--- begin Information given ---

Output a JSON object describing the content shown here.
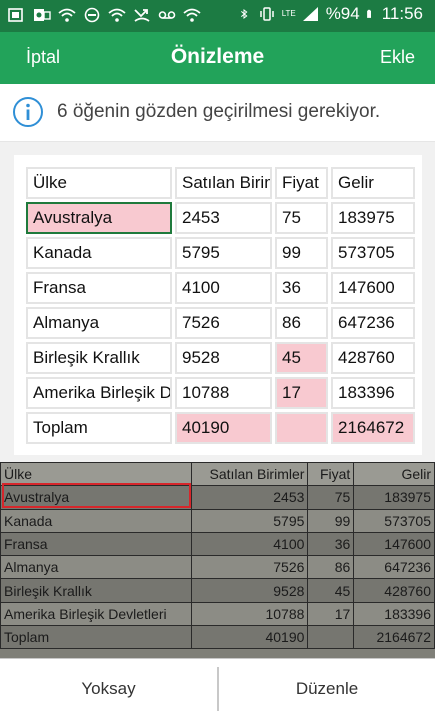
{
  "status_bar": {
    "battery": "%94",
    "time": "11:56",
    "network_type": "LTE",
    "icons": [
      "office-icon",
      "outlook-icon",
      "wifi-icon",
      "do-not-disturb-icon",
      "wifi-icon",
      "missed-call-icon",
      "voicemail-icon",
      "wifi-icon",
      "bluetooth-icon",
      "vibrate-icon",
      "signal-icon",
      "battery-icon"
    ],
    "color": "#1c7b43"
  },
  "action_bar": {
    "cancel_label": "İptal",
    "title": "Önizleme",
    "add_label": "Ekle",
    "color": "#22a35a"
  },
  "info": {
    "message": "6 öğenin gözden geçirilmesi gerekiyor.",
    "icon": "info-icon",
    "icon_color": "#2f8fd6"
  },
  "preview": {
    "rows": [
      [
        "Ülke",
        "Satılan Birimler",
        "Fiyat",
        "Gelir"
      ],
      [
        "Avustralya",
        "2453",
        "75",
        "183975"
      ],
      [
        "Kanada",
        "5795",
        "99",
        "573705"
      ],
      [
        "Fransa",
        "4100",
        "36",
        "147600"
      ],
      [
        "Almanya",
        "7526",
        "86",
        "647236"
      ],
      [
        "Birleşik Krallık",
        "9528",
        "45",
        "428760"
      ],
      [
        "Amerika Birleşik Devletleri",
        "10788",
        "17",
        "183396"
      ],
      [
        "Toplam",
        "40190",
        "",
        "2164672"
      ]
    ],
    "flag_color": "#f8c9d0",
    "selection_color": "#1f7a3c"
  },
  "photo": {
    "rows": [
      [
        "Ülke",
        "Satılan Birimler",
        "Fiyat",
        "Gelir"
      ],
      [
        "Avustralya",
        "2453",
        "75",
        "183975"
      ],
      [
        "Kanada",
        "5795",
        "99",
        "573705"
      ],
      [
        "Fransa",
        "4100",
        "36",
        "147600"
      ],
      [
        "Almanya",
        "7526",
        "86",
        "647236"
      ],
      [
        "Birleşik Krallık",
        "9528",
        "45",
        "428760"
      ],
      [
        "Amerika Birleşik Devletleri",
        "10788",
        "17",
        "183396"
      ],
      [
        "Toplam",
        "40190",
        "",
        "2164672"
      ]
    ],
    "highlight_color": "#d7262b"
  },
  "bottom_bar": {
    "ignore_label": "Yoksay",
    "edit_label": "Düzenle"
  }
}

--- end Information given ---

> **Task instructions**:
The records above need to be restated word for word, with the pictures left out.

> **Response to this exercise**:
Output a JSON object describing the content shown here.
{
  "status_bar": {
    "battery": "%94",
    "time": "11:56",
    "network_type": "LTE",
    "icons": [
      "office-icon",
      "outlook-icon",
      "wifi-icon",
      "do-not-disturb-icon",
      "wifi-icon",
      "missed-call-icon",
      "voicemail-icon",
      "wifi-icon",
      "bluetooth-icon",
      "vibrate-icon",
      "signal-icon",
      "battery-icon"
    ],
    "color": "#1c7b43"
  },
  "action_bar": {
    "cancel_label": "İptal",
    "title": "Önizleme",
    "add_label": "Ekle",
    "color": "#22a35a"
  },
  "info": {
    "message": "6 öğenin gözden geçirilmesi gerekiyor.",
    "icon": "info-icon",
    "icon_color": "#2f8fd6"
  },
  "preview": {
    "rows": [
      [
        "Ülke",
        "Satılan Birimler",
        "Fiyat",
        "Gelir"
      ],
      [
        "Avustralya",
        "2453",
        "75",
        "183975"
      ],
      [
        "Kanada",
        "5795",
        "99",
        "573705"
      ],
      [
        "Fransa",
        "4100",
        "36",
        "147600"
      ],
      [
        "Almanya",
        "7526",
        "86",
        "647236"
      ],
      [
        "Birleşik Krallık",
        "9528",
        "45",
        "428760"
      ],
      [
        "Amerika Birleşik Devletleri",
        "10788",
        "17",
        "183396"
      ],
      [
        "Toplam",
        "40190",
        "",
        "2164672"
      ]
    ],
    "flag_color": "#f8c9d0",
    "selection_color": "#1f7a3c"
  },
  "photo": {
    "rows": [
      [
        "Ülke",
        "Satılan Birimler",
        "Fiyat",
        "Gelir"
      ],
      [
        "Avustralya",
        "2453",
        "75",
        "183975"
      ],
      [
        "Kanada",
        "5795",
        "99",
        "573705"
      ],
      [
        "Fransa",
        "4100",
        "36",
        "147600"
      ],
      [
        "Almanya",
        "7526",
        "86",
        "647236"
      ],
      [
        "Birleşik Krallık",
        "9528",
        "45",
        "428760"
      ],
      [
        "Amerika Birleşik Devletleri",
        "10788",
        "17",
        "183396"
      ],
      [
        "Toplam",
        "40190",
        "",
        "2164672"
      ]
    ],
    "highlight_color": "#d7262b"
  },
  "bottom_bar": {
    "ignore_label": "Yoksay",
    "edit_label": "Düzenle"
  }
}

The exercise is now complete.